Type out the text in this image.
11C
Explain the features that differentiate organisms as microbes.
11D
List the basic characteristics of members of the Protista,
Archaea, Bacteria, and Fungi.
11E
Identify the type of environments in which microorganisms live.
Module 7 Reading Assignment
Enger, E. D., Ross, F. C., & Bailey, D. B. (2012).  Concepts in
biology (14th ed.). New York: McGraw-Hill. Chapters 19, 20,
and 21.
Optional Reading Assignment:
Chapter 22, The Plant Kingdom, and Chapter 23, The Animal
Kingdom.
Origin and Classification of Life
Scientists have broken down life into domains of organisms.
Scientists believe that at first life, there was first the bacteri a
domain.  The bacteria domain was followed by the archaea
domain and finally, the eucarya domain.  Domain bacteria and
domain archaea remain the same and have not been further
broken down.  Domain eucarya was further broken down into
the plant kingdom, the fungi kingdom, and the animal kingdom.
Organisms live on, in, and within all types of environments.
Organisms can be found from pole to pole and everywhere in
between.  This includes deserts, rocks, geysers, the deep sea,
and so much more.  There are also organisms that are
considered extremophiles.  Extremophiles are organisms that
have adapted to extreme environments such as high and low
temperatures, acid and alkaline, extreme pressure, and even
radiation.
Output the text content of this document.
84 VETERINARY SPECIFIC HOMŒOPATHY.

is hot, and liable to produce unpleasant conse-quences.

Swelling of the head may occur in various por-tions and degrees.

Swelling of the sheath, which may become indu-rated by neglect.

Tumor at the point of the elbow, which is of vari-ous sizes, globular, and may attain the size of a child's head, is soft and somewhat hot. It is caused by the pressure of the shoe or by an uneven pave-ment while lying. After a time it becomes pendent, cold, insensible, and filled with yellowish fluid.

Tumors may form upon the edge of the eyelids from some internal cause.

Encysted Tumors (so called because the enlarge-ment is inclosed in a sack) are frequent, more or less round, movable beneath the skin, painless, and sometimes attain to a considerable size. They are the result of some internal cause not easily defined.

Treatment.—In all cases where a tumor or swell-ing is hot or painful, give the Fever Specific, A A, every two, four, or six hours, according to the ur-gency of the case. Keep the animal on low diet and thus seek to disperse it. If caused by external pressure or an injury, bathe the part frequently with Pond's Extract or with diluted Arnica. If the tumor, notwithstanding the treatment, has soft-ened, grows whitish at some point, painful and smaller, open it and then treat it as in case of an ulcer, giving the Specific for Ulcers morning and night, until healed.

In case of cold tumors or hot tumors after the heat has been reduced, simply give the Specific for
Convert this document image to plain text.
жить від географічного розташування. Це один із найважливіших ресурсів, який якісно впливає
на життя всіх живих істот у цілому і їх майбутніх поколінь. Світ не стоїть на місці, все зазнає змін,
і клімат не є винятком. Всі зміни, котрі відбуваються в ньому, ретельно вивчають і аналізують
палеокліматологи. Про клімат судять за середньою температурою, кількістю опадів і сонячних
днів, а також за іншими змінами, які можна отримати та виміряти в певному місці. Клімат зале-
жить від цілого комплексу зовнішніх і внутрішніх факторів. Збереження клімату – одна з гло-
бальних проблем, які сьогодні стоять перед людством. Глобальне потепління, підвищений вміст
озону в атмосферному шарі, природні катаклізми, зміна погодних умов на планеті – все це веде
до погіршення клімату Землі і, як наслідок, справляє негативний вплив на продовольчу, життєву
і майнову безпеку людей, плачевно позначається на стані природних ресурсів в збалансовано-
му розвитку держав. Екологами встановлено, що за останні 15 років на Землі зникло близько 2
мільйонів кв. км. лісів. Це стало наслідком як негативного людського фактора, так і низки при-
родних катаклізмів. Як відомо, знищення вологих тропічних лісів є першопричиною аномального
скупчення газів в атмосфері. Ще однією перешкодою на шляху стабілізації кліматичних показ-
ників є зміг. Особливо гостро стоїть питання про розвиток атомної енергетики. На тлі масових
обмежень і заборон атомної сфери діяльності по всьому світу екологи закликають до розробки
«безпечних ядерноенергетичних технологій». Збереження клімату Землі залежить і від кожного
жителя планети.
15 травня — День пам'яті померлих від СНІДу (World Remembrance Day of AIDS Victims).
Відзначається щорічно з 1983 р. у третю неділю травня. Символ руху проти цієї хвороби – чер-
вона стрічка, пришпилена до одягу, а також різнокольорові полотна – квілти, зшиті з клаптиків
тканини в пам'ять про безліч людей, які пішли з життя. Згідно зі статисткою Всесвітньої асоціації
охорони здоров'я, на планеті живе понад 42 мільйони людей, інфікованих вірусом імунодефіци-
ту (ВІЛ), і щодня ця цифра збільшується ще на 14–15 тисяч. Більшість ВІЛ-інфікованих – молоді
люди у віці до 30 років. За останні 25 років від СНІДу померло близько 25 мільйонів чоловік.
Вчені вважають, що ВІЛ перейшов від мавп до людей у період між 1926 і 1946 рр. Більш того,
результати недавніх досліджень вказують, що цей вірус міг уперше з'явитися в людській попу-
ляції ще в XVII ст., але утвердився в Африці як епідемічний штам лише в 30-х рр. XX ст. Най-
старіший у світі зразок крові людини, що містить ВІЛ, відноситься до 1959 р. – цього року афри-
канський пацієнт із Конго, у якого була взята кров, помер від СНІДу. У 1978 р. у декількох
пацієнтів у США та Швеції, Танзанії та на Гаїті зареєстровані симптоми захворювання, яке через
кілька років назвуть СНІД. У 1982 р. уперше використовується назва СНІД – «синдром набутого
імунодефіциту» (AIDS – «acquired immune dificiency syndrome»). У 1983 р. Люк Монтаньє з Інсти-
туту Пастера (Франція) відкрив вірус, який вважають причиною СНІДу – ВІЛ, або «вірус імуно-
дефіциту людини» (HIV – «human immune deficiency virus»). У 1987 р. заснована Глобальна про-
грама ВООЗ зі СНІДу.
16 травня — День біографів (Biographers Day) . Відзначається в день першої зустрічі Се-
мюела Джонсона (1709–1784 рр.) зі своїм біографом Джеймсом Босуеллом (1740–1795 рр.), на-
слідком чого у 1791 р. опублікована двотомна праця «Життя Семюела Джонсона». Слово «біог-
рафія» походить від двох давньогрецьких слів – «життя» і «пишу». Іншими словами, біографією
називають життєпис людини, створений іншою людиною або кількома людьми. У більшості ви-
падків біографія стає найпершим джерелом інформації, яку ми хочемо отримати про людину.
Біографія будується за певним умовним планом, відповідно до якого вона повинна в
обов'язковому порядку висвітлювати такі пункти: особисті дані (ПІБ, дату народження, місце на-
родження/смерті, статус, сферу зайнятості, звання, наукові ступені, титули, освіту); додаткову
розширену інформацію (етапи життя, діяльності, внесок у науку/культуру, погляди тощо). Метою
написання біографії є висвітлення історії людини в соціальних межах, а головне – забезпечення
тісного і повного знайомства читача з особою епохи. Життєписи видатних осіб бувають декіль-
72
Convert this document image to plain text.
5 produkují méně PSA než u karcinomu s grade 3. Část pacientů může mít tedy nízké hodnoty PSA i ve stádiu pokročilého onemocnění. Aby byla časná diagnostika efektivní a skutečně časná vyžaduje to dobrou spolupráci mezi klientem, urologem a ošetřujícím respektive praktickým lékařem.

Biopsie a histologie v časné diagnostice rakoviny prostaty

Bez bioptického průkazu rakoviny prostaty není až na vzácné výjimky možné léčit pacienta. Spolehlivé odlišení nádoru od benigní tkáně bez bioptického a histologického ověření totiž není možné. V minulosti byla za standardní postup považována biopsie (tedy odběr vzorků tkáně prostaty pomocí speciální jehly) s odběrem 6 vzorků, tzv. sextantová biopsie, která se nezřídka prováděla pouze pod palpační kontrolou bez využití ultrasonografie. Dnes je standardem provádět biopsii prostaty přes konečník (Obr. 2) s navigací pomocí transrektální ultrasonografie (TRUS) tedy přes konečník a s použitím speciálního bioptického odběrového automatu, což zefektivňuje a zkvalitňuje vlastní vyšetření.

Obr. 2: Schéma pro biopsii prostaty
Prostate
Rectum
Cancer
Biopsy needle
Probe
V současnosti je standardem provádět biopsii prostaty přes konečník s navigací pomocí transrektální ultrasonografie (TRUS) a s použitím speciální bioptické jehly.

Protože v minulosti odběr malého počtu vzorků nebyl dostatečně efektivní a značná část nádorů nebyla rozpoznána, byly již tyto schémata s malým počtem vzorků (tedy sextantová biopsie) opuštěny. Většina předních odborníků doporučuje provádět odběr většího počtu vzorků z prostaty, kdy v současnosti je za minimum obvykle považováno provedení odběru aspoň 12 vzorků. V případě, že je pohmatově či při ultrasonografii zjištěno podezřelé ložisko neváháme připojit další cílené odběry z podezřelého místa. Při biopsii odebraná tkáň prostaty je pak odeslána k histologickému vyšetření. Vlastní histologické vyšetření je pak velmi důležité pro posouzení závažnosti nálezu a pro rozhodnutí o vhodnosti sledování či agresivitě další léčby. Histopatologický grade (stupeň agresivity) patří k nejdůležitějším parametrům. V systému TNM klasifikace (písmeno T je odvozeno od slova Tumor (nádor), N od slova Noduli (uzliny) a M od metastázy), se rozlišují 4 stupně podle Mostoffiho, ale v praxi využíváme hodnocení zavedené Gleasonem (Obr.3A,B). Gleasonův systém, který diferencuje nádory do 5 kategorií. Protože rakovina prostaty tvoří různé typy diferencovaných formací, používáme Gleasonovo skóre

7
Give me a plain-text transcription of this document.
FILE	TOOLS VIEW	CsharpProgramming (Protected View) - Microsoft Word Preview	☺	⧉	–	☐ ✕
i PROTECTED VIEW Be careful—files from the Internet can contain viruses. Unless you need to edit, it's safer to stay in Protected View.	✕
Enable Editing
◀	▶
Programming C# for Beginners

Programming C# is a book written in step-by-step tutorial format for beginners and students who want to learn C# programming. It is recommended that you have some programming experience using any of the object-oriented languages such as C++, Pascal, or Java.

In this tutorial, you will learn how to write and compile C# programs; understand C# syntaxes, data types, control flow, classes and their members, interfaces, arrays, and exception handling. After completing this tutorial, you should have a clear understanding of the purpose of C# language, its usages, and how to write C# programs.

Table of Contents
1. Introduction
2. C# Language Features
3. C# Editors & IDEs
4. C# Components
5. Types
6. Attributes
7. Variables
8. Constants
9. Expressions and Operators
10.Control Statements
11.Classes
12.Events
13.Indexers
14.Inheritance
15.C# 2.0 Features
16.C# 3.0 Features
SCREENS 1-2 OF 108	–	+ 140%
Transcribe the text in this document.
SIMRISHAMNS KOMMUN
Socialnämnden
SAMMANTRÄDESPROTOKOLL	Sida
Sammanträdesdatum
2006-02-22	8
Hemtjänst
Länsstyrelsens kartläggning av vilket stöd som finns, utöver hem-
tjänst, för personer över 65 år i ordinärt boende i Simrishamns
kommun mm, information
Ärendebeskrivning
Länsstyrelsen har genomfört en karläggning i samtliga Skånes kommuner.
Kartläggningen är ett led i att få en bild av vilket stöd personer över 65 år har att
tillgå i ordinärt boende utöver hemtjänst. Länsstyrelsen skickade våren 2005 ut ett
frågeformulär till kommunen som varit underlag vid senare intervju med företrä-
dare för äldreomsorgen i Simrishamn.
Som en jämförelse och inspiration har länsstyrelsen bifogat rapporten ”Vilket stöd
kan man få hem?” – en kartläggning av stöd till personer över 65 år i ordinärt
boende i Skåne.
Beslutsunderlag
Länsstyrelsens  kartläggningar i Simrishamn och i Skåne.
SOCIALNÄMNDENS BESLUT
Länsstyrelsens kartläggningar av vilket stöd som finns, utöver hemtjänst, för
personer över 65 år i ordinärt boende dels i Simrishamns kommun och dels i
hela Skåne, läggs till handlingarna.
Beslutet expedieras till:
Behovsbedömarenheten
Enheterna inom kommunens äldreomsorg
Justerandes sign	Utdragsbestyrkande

------

The exercise is to copy out every line above that has the word "extreme" in it.

have adapted to extreme environments such as high and low
temperatures, acid and alkaline, extreme pressure, and even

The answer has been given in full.